Задание 1: Перечислите родственников, которые упомянуты в строках самого стихотворения из текста о стихотворении «День взятия Бастилии».
Задание 2: Выведите из текста о стихотворении «День взятия Бастилии» фрагмент от слов «Поводом для воспоминаний о событиях» до слов «создание на принудительную прогулку.» включительно.
Задание 3: Продолжите текст о стихотворении «День взятия Бастилии» с того места, на котором он обрывается.

Исходный текст:
★ ★ ★ ★ ★
Сто поэтов начала столетия Бак Дмитрий

  • Четырнадцатое июля
  • День взятия Бастилии
  • Бабушка с тетей заснули
  • А меня отпустили
  • У тебя мол такие нагрузки
  • Иди погуляй у подъезда
  • А то дед как начнет по-французски
  • Орать эту как ее марсельезу
  • Не приведи господи…

Поводом для воспоминаний о событиях далекого детства здесь становится Национальный праздник Французской республики (стихотворение «День взятия Бастилии»). Причем отличия от предыдущего процитированного стихотворения разительны. Там – достаточно стандартная констатация: «со мною (с нами) происходит нечто настолько значительное, что для нас происходящее эквивалентно событиям исторического масштаба». Здесь – все выглядит совершенно иначе, День взятия Бастилии и бесконечно далек от мелких семейных событий, и вместе с тем тесно с ними связан, в конечном счете – стал причиной неловкой попытки бабушки и тетки отправить юное создание на принудительную прогулку.
★ ★ ★ ★ ★
Исходные данные:

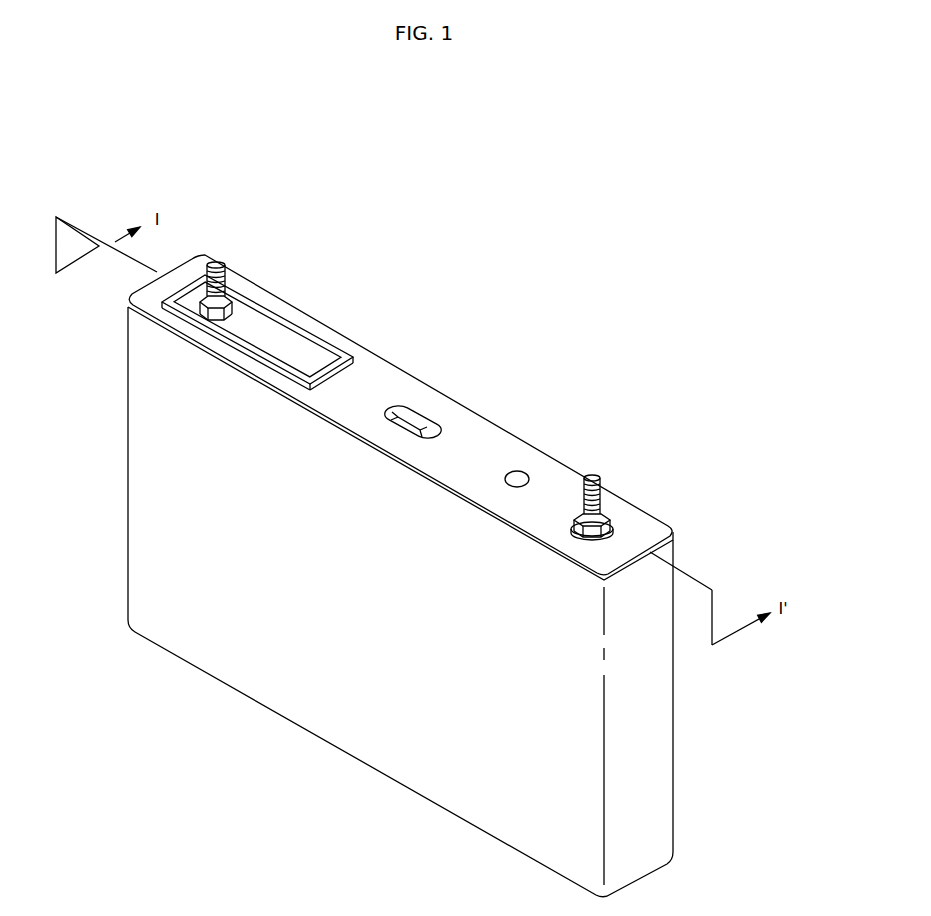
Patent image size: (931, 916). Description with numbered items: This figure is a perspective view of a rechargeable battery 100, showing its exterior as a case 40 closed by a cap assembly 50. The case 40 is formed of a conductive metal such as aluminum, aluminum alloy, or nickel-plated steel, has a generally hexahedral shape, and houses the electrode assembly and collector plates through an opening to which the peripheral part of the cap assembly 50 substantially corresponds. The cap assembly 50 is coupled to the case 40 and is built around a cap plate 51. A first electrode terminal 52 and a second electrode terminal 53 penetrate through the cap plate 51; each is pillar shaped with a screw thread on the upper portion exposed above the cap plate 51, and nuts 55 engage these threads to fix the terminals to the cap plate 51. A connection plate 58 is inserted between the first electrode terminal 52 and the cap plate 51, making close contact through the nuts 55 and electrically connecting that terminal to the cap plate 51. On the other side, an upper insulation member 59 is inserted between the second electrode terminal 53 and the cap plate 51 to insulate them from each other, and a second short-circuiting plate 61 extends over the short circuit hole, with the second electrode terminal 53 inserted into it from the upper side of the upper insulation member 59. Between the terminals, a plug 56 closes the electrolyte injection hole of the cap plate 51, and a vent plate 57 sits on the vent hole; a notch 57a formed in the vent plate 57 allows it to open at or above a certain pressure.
★ ★ ★ ★ ★
Результат 1: Бабушка, тетя, дед.

Результат 2:
Поводом для воспоминаний о событиях далекого детства здесь становится Национальный праздник Французской республики (стихотворение «День взятия Бастилии»). Причем отличия от предыдущего процитированного стихотворения разительны. Там – достаточно стандартная констатация: «со мною (с нами) происходит нечто настолько значительное, что для нас происходящее эквивалентно событиям исторического масштаба». Здесь – все выглядит совершенно иначе, День взятия Бастилии и бесконечно далек от мелких семейных событий, и вместе с тем тесно с ними связан, в конечном счете – стал причиной неловкой попытки бабушки и тетки отправить юное создание на принудительную прогулку.

Результат 3:
Это стихотворение – сравнительно нечастый для Аркатовой случай выхода за границу узкой арены событий, в которых обязательно участвует не только «я», но и «ты». Об этих извечных персонажах, всем известных до тривиальности, связанных отношениями любви-разлуки и т. д. и т. п., нынче писать очень трудно, нужен какой-то особенный поворот темы, иначе все выглядит слишком уж ясно и предсказуемо. «Храни меня в сухом прохладном месте, / Бери меня четыре раза в день…» или «Скребущая во сне изнанку живота – / любовь, я не люблю уже твоей запруды» – вроде бы ведь и выстрел точный, да только слишком уж на виду все стадии и атрибуты: оружие, пули и мишень, вернее говоря, лук-стрела-сердце. И даже сверхточные выстрелы уже не так неодолимо бьют в цель, как это было лет сто назад, в пору рассуждений о надетых не на ту руку перчатках:

  • Дергаешь плечики – что же надеть?
  • Вечная паника у гардероба.
  • Брось – начинается третья треть,
  • Где-то кроится последняя роба.
  • Что тебе брошки, платки, кружева?
  • Думай о главном – ведь ты же большая!
  • Думаю: главное, юбка жива,
  • Что надевала, тебя провожая.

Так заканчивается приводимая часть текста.